*** Opening Given records ***

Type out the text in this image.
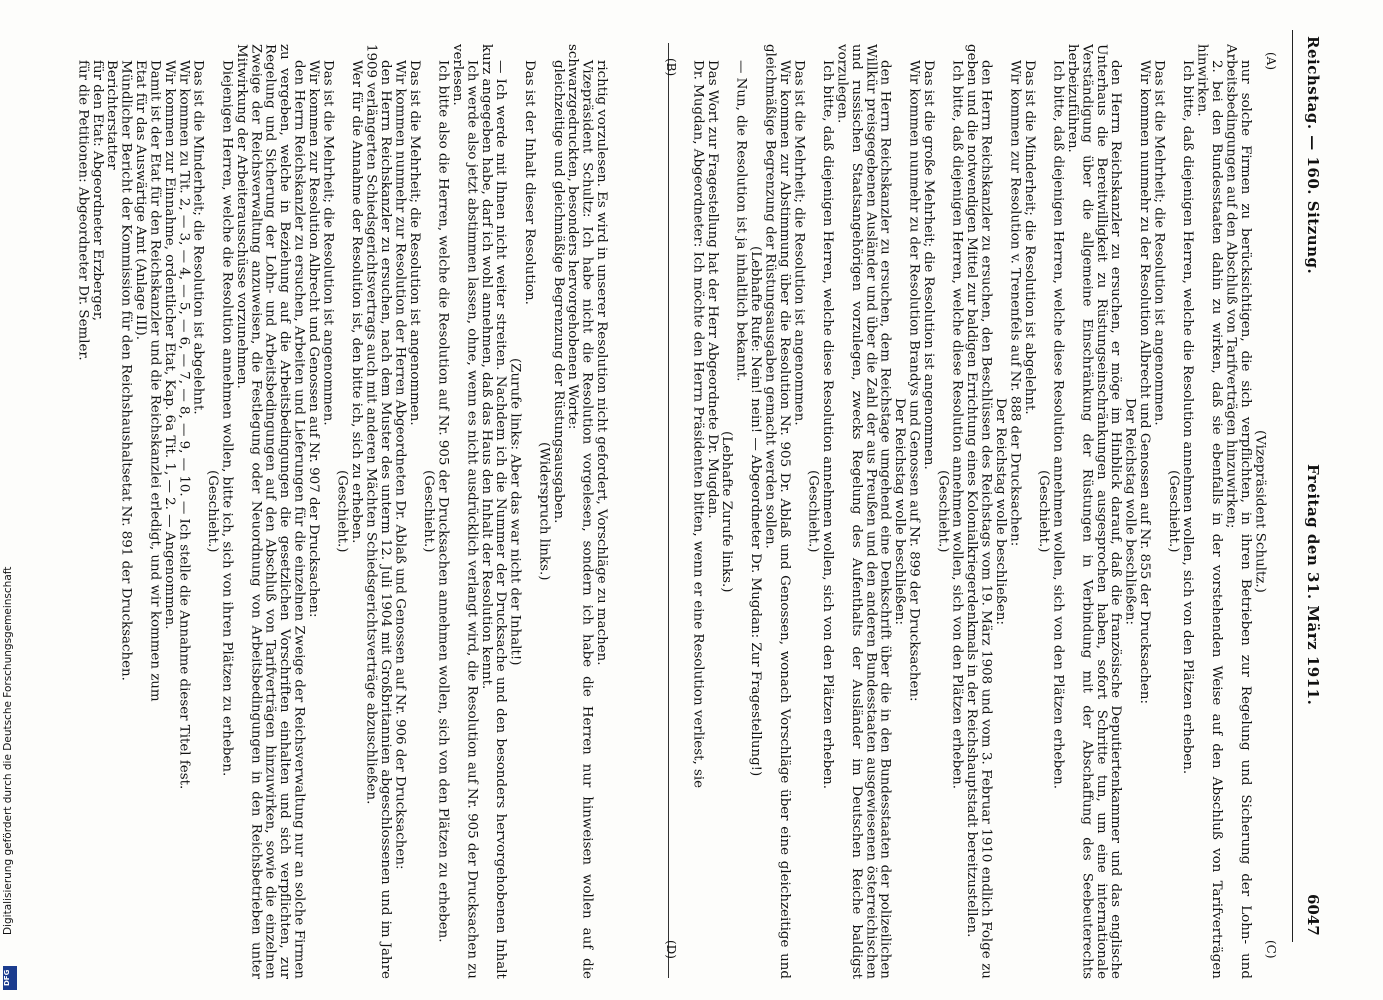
Reichstag. — 160. Sitzung.
Freitag den 31. März 1911.
6047
(A)
(B)
(C)
(D)

(Vizepräsident Schultz.)

nur solche Firmen zu berücksichtigen, die sich verpflichten, in ihren Betrieben zur Regelung und Sicherung der Lohn- und Arbeitsbedingungen auf den Abschluß von Tarifverträgen hinzuwirken;

2. bei den Bundesstaaten dahin zu wirken, daß sie ebenfalls in der vorstehenden Weise auf den Abschluß von Tarifverträgen hinwirken.

Ich bitte, daß diejenigen Herren, welche die Resolution annehmen wollen, sich von den Plätzen erheben.

(Geschieht.)

Das ist die Mehrheit; die Resolution ist angenommen.

Wir kommen nunmehr zu der Resolution Albrecht und Genossen auf Nr. 855 der Drucksachen:

Der Reichstag wolle beschließen:

den Herrn Reichskanzler zu ersuchen, er möge im Hinblick darauf, daß die französische Deputiertenkammer und das englische Unterhaus die Bereitwilligkeit zu Rüstungseinschränkungen ausgesprochen haben, sofort Schritte tun, um eine internationale Verständigung über die allgemeine Einschränkung der Rüstungen in Verbindung mit der Abschaffung des Seebeuterechts herbeizuführen.

Ich bitte, daß diejenigen Herren, welche diese Resolution annehmen wollen, sich von den Plätzen erheben.

(Geschieht.)

Das ist die Minderheit; die Resolution ist abgelehnt.

Wir kommen zur Resolution v. Trenenfels auf Nr. 888 der Drucksachen:

Der Reichstag wolle beschließen:

den Herrn Reichskanzler zu ersuchen, den Beschlüssen des Reichstags vom 19. März 1908 und vom 3. Februar 1910 endlich Folge zu geben und die notwendigen Mittel zur baldigen Errichtung eines Kolonialkriegerdenkmals in der Reichshauptstadt bereitzustellen.

Ich bitte, daß diejenigen Herren, welche diese Resolution annehmen wollen, sich von den Plätzen erheben.

(Geschieht.)

Das ist die große Mehrheit; die Resolution ist angenommen.

Wir kommen nunmehr zu der Resolution Brandys und Genossen auf Nr. 899 der Drucksachen:

Der Reichstag wolle beschließen:

den Herrn Reichskanzler zu ersuchen, dem Reichstage umgehend eine Denkschrift über die in den Bundesstaaten der polizeilichen Willkür preisgegebenen Ausländer und über die Zahl der aus Preußen und den anderen Bundesstaaten ausgewiesenen österreichischen und russischen Staatsangehörigen vorzulegen, zwecks Regelung des Aufenthalts der Ausländer im Deutschen Reiche baldigst vorzulegen.

Ich bitte, daß diejenigen Herren, welche diese Resolution annehmen wollen, sich von den Plätzen erheben.

(Geschieht.)

Das ist die Mehrheit; die Resolution ist angenommen.

Wir kommen zur Abstimmung über die Resolution Nr. 905 Dr. Ablaß und Genossen, wonach Vorschläge über eine gleichzeitige und gleichmäßige Begrenzung der Rüstungsausgaben gemacht werden sollen.

(Lebhafte Rufe: Nein! nein! — Abgeordneter Dr. Mugdan: Zur Fragestellung!)

— Nun, die Resolution ist ja inhaltlich bekannt.

(Lebhafte Zurufe links.)

Das Wort zur Fragestellung hat der Herr Abgeordnete Dr. Mugdan.

Dr. Mugdan, Abgeordneter: Ich möchte den Herrn Präsidenten bitten, wenn er eine Resolution verliest, sie

richtig vorzulesen. Es wird in unserer Resolution nicht gefordert, Vorschläge zu machen.

Vizepräsident Schultz: Ich habe nicht die Resolution vorgelesen, sondern ich habe die Herren nur hinweisen wollen auf die schwarzgedruckten, besonders hervorgehobenen Worte:

gleichzeitige und gleichmäßige Begrenzung der Rüstungsausgaben.

(Widerspruch links.)

Das ist der Inhalt dieser Resolution.

(Zurufe links: Aber das war nicht der Inhalt!)

— Ich werde mit Ihnen nicht weiter streiten. Nachdem ich die Nummer der Drucksache und den besonders hervorgehobenen Inhalt kurz angegeben habe, darf ich wohl annehmen, daß das Haus den Inhalt der Resolution kennt.

Ich werde also jetzt abstimmen lassen, ohne, wenn es nicht ausdrücklich verlangt wird, die Resolution auf Nr. 905 der Drucksachen zu verlesen.

Ich bitte also die Herren, welche die Resolution auf Nr. 905 der Drucksachen annehmen wollen, sich von den Plätzen zu erheben.

(Geschieht.)

Das ist die Mehrheit; die Resolution ist angenommen.

Wir kommen nunmehr zur Resolution der Herren Abgeordneten Dr. Ablaß und Genossen auf Nr. 906 der Drucksachen:

den Herrn Reichskanzler zu ersuchen, nach dem Muster des unterm 12. Juli 1904 mit Großbritannien abgeschlossenen und im Jahre 1909 verlängerten Schiedsgerichtsvertrags auch mit anderen Mächten Schiedsgerichtsverträge abzuschließen.

Wer für die Annahme der Resolution ist, den bitte ich, sich zu erheben.

(Geschieht.)

Das ist die Mehrheit; die Resolution ist angenommen.

Wir kommen zur Resolution Albrecht und Genossen auf Nr. 907 der Drucksachen:

den Herrn Reichskanzler zu ersuchen, Arbeiten und Lieferungen für die einzelnen Zweige der Reichsverwaltung nur an solche Firmen zu vergeben, welche in Beziehung auf die Arbeitsbedingungen die gesetzlichen Vorschriften einhalten und sich verpflichten, zur Regelung und Sicherung der Lohn- und Arbeitsbedingungen auf den Abschluß von Tarifverträgen hinzuwirken, sowie die einzelnen Zweige der Reichsverwaltung anzuweisen, die Festlegung oder Neuordnung von Arbeitsbedingungen in den Reichsbetrieben unter Mitwirkung der Arbeiterausschüsse vorzunehmen.

Diejenigen Herren, welche die Resolution annehmen wollen, bitte ich, sich von ihren Plätzen zu erheben.

(Geschieht.)

Das ist die Minderheit; die Resolution ist abgelehnt.

Wir kommen zu Tit. 2, — 3, — 4, — 5, — 6, — 7, — 8, — 9, — 10. — Ich stelle die Annahme dieser Titel fest.

Wir kommen zur Einnahme, ordentlicher Etat, Kap. 6a Tit. 1, — 2. — Angenommen.

Damit ist der Etat für den Reichskanzler und die Reichskanzlei erledigt, und wir kommen zum

Etat für das Auswärtige Amt (Anlage III).

Mündlicher Bericht der Kommission für den Reichshaushaltsetat Nr. 891 der Drucksachen.

Berichterstatter

für den Etat: Abgeordneter Erzberger,

für die Petitionen: Abgeordneter Dr. Semler.

Digitalisierung gefördert durch die Deutsche Forschungsgemeinschaft
DFG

*** Closing Given records ***

• Work order: An exact copy of the entries, without any pictures, is what the answer should be.

• Response:
Type out the text in this image.
Reichstag. — 160. Sitzung.
Freitag den 31. März 1911.
6047
(A)
(B)
(C)
(D)

(Vizepräsident Schultz.)

nur solche Firmen zu berücksichtigen, die sich verpflichten, in ihren Betrieben zur Regelung und Sicherung der Lohn- und Arbeitsbedingungen auf den Abschluß von Tarifverträgen hinzuwirken;

2. bei den Bundesstaaten dahin zu wirken, daß sie ebenfalls in der vorstehenden Weise auf den Abschluß von Tarifverträgen hinwirken.

Ich bitte, daß diejenigen Herren, welche die Resolution annehmen wollen, sich von den Plätzen erheben.

(Geschieht.)

Das ist die Mehrheit; die Resolution ist angenommen.

Wir kommen nunmehr zu der Resolution Albrecht und Genossen auf Nr. 855 der Drucksachen:

Der Reichstag wolle beschließen:

den Herrn Reichskanzler zu ersuchen, er möge im Hinblick darauf, daß die französische Deputiertenkammer und das englische Unterhaus die Bereitwilligkeit zu Rüstungseinschränkungen ausgesprochen haben, sofort Schritte tun, um eine internationale Verständigung über die allgemeine Einschränkung der Rüstungen in Verbindung mit der Abschaffung des Seebeuterechts herbeizuführen.

Ich bitte, daß diejenigen Herren, welche diese Resolution annehmen wollen, sich von den Plätzen erheben.

(Geschieht.)

Das ist die Minderheit; die Resolution ist abgelehnt.

Wir kommen zur Resolution v. Trenenfels auf Nr. 888 der Drucksachen:

Der Reichstag wolle beschließen:

den Herrn Reichskanzler zu ersuchen, den Beschlüssen des Reichstags vom 19. März 1908 und vom 3. Februar 1910 endlich Folge zu geben und die notwendigen Mittel zur baldigen Errichtung eines Kolonialkriegerdenkmals in der Reichshauptstadt bereitzustellen.

Ich bitte, daß diejenigen Herren, welche diese Resolution annehmen wollen, sich von den Plätzen erheben.

(Geschieht.)

Das ist die große Mehrheit; die Resolution ist angenommen.

Wir kommen nunmehr zu der Resolution Brandys und Genossen auf Nr. 899 der Drucksachen:

Der Reichstag wolle beschließen:

den Herrn Reichskanzler zu ersuchen, dem Reichstage umgehend eine Denkschrift über die in den Bundesstaaten der polizeilichen Willkür preisgegebenen Ausländer und über die Zahl der aus Preußen und den anderen Bundesstaaten ausgewiesenen österreichischen und russischen Staatsangehörigen vorzulegen, zwecks Regelung des Aufenthalts der Ausländer im Deutschen Reiche baldigst vorzulegen.

Ich bitte, daß diejenigen Herren, welche diese Resolution annehmen wollen, sich von den Plätzen erheben.

(Geschieht.)

Das ist die Mehrheit; die Resolution ist angenommen.

Wir kommen zur Abstimmung über die Resolution Nr. 905 Dr. Ablaß und Genossen, wonach Vorschläge über eine gleichzeitige und gleichmäßige Begrenzung der Rüstungsausgaben gemacht werden sollen.

(Lebhafte Rufe: Nein! nein! — Abgeordneter Dr. Mugdan: Zur Fragestellung!)

— Nun, die Resolution ist ja inhaltlich bekannt.

(Lebhafte Zurufe links.)

Das Wort zur Fragestellung hat der Herr Abgeordnete Dr. Mugdan.

Dr. Mugdan, Abgeordneter: Ich möchte den Herrn Präsidenten bitten, wenn er eine Resolution verliest, sie

richtig vorzulesen. Es wird in unserer Resolution nicht gefordert, Vorschläge zu machen.

Vizepräsident Schultz: Ich habe nicht die Resolution vorgelesen, sondern ich habe die Herren nur hinweisen wollen auf die schwarzgedruckten, besonders hervorgehobenen Worte:

gleichzeitige und gleichmäßige Begrenzung der Rüstungsausgaben.

(Widerspruch links.)

Das ist der Inhalt dieser Resolution.

(Zurufe links: Aber das war nicht der Inhalt!)

— Ich werde mit Ihnen nicht weiter streiten. Nachdem ich die Nummer der Drucksache und den besonders hervorgehobenen Inhalt kurz angegeben habe, darf ich wohl annehmen, daß das Haus den Inhalt der Resolution kennt.

Ich werde also jetzt abstimmen lassen, ohne, wenn es nicht ausdrücklich verlangt wird, die Resolution auf Nr. 905 der Drucksachen zu verlesen.

Ich bitte also die Herren, welche die Resolution auf Nr. 905 der Drucksachen annehmen wollen, sich von den Plätzen zu erheben.

(Geschieht.)

Das ist die Mehrheit; die Resolution ist angenommen.

Wir kommen nunmehr zur Resolution der Herren Abgeordneten Dr. Ablaß und Genossen auf Nr. 906 der Drucksachen:

den Herrn Reichskanzler zu ersuchen, nach dem Muster des unterm 12. Juli 1904 mit Großbritannien abgeschlossenen und im Jahre 1909 verlängerten Schiedsgerichtsvertrags auch mit anderen Mächten Schiedsgerichtsverträge abzuschließen.

Wer für die Annahme der Resolution ist, den bitte ich, sich zu erheben.

(Geschieht.)

Das ist die Mehrheit; die Resolution ist angenommen.

Wir kommen zur Resolution Albrecht und Genossen auf Nr. 907 der Drucksachen:

den Herrn Reichskanzler zu ersuchen, Arbeiten und Lieferungen für die einzelnen Zweige der Reichsverwaltung nur an solche Firmen zu vergeben, welche in Beziehung auf die Arbeitsbedingungen die gesetzlichen Vorschriften einhalten und sich verpflichten, zur Regelung und Sicherung der Lohn- und Arbeitsbedingungen auf den Abschluß von Tarifverträgen hinzuwirken, sowie die einzelnen Zweige der Reichsverwaltung anzuweisen, die Festlegung oder Neuordnung von Arbeitsbedingungen in den Reichsbetrieben unter Mitwirkung der Arbeiterausschüsse vorzunehmen.

Diejenigen Herren, welche die Resolution annehmen wollen, bitte ich, sich von ihren Plätzen zu erheben.

(Geschieht.)

Das ist die Minderheit; die Resolution ist abgelehnt.

Wir kommen zu Tit. 2, — 3, — 4, — 5, — 6, — 7, — 8, — 9, — 10. — Ich stelle die Annahme dieser Titel fest.

Wir kommen zur Einnahme, ordentlicher Etat, Kap. 6a Tit. 1, — 2. — Angenommen.

Damit ist der Etat für den Reichskanzler und die Reichskanzlei erledigt, und wir kommen zum

Etat für das Auswärtige Amt (Anlage III).

Mündlicher Bericht der Kommission für den Reichshaushaltsetat Nr. 891 der Drucksachen.

Berichterstatter

für den Etat: Abgeordneter Erzberger,

für die Petitionen: Abgeordneter Dr. Semler.

Digitalisierung gefördert durch die Deutsche Forschungsgemeinschaft
DFG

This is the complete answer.